## WORK REQUIRED
What follows are records. Restate all of them word for word.

## RECORD LIST
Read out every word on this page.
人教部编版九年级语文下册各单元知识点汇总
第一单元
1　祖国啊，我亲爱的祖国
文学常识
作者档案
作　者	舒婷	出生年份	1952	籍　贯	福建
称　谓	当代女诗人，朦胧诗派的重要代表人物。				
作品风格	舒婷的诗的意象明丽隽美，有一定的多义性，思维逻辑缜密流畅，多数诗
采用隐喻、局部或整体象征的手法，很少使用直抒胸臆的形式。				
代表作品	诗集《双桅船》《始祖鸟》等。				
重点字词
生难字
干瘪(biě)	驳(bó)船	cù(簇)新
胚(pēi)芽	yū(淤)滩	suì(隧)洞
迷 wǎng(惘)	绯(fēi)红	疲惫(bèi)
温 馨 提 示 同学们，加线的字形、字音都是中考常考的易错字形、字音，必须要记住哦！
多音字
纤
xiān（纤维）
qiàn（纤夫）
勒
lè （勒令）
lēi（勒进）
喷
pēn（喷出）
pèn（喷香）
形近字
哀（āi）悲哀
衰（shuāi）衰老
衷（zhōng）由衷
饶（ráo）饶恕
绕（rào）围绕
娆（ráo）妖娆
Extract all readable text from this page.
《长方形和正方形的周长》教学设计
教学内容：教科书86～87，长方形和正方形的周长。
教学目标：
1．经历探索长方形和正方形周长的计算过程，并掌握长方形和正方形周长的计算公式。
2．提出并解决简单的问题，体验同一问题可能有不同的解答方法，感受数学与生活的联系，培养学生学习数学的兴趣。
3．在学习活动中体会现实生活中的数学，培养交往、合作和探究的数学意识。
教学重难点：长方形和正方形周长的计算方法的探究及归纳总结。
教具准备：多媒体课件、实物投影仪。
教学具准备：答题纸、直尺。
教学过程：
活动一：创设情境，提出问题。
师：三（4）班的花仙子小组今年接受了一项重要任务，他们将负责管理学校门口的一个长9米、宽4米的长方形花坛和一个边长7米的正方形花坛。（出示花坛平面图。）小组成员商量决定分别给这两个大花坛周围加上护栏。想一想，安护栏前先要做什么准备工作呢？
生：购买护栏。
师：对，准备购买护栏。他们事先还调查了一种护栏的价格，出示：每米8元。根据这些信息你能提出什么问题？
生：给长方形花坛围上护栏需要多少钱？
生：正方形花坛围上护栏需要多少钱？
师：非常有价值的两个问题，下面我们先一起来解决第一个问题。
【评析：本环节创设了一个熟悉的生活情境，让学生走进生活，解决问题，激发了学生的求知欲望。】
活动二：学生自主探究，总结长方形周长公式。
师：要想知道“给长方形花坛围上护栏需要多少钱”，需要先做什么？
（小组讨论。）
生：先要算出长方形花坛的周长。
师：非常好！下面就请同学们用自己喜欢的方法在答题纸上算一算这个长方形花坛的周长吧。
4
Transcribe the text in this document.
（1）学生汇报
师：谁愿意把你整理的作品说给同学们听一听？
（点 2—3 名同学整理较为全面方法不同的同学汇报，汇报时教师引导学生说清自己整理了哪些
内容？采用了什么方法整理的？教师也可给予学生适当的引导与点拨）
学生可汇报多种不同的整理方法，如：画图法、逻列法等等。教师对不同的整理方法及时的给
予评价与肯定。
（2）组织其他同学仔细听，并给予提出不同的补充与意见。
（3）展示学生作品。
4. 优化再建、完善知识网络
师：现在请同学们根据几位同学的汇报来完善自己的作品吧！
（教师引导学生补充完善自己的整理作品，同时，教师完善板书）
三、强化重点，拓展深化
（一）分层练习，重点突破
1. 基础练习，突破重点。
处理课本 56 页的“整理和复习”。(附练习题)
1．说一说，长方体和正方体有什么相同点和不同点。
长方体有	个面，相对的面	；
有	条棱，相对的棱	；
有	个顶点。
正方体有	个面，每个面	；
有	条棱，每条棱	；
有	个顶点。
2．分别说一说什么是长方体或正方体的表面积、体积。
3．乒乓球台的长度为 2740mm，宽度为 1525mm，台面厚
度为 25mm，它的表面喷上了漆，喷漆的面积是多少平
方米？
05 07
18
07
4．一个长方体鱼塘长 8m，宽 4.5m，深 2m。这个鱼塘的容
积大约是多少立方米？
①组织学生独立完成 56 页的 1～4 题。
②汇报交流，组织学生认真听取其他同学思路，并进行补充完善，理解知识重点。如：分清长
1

## FINAL RESULT
Read out every word on this page.
人教部编版九年级语文下册各单元知识点汇总
第一单元
1　祖国啊，我亲爱的祖国
文学常识
作者档案
作　者	舒婷	出生年份	1952	籍　贯	福建
称　谓	当代女诗人，朦胧诗派的重要代表人物。				
作品风格	舒婷的诗的意象明丽隽美，有一定的多义性，思维逻辑缜密流畅，多数诗
采用隐喻、局部或整体象征的手法，很少使用直抒胸臆的形式。				
代表作品	诗集《双桅船》《始祖鸟》等。				
重点字词
生难字
干瘪(biě)	驳(bó)船	cù(簇)新
胚(pēi)芽	yū(淤)滩	suì(隧)洞
迷 wǎng(惘)	绯(fēi)红	疲惫(bèi)
温 馨 提 示 同学们，加线的字形、字音都是中考常考的易错字形、字音，必须要记住哦！
多音字
纤
xiān（纤维）
qiàn（纤夫）
勒
lè （勒令）
lēi（勒进）
喷
pēn（喷出）
pèn（喷香）
形近字
哀（āi）悲哀
衰（shuāi）衰老
衷（zhōng）由衷
饶（ráo）饶恕
绕（rào）围绕
娆（ráo）妖娆
Extract all readable text from this page.
《长方形和正方形的周长》教学设计
教学内容：教科书86～87，长方形和正方形的周长。
教学目标：
1．经历探索长方形和正方形周长的计算过程，并掌握长方形和正方形周长的计算公式。
2．提出并解决简单的问题，体验同一问题可能有不同的解答方法，感受数学与生活的联系，培养学生学习数学的兴趣。
3．在学习活动中体会现实生活中的数学，培养交往、合作和探究的数学意识。
教学重难点：长方形和正方形周长的计算方法的探究及归纳总结。
教具准备：多媒体课件、实物投影仪。
教学具准备：答题纸、直尺。
教学过程：
活动一：创设情境，提出问题。
师：三（4）班的花仙子小组今年接受了一项重要任务，他们将负责管理学校门口的一个长9米、宽4米的长方形花坛和一个边长7米的正方形花坛。（出示花坛平面图。）小组成员商量决定分别给这两个大花坛周围加上护栏。想一想，安护栏前先要做什么准备工作呢？
生：购买护栏。
师：对，准备购买护栏。他们事先还调查了一种护栏的价格，出示：每米8元。根据这些信息你能提出什么问题？
生：给长方形花坛围上护栏需要多少钱？
生：正方形花坛围上护栏需要多少钱？
师：非常有价值的两个问题，下面我们先一起来解决第一个问题。
【评析：本环节创设了一个熟悉的生活情境，让学生走进生活，解决问题，激发了学生的求知欲望。】
活动二：学生自主探究，总结长方形周长公式。
师：要想知道“给长方形花坛围上护栏需要多少钱”，需要先做什么？
（小组讨论。）
生：先要算出长方形花坛的周长。
师：非常好！下面就请同学们用自己喜欢的方法在答题纸上算一算这个长方形花坛的周长吧。
4
Transcribe the text in this document.
（1）学生汇报
师：谁愿意把你整理的作品说给同学们听一听？
（点 2—3 名同学整理较为全面方法不同的同学汇报，汇报时教师引导学生说清自己整理了哪些
内容？采用了什么方法整理的？教师也可给予学生适当的引导与点拨）
学生可汇报多种不同的整理方法，如：画图法、逻列法等等。教师对不同的整理方法及时的给
予评价与肯定。
（2）组织其他同学仔细听，并给予提出不同的补充与意见。
（3）展示学生作品。
4. 优化再建、完善知识网络
师：现在请同学们根据几位同学的汇报来完善自己的作品吧！
（教师引导学生补充完善自己的整理作品，同时，教师完善板书）
三、强化重点，拓展深化
（一）分层练习，重点突破
1. 基础练习，突破重点。
处理课本 56 页的“整理和复习”。(附练习题)
1．说一说，长方体和正方体有什么相同点和不同点。
长方体有	个面，相对的面	；
有	条棱，相对的棱	；
有	个顶点。
正方体有	个面，每个面	；
有	条棱，每条棱	；
有	个顶点。
2．分别说一说什么是长方体或正方体的表面积、体积。
3．乒乓球台的长度为 2740mm，宽度为 1525mm，台面厚
度为 25mm，它的表面喷上了漆，喷漆的面积是多少平
方米？
05 07
18
07
4．一个长方体鱼塘长 8m，宽 4.5m，深 2m。这个鱼塘的容
积大约是多少立方米？
①组织学生独立完成 56 页的 1～4 题。
②汇报交流，组织学生认真听取其他同学思路，并进行补充完善，理解知识重点。如：分清长
1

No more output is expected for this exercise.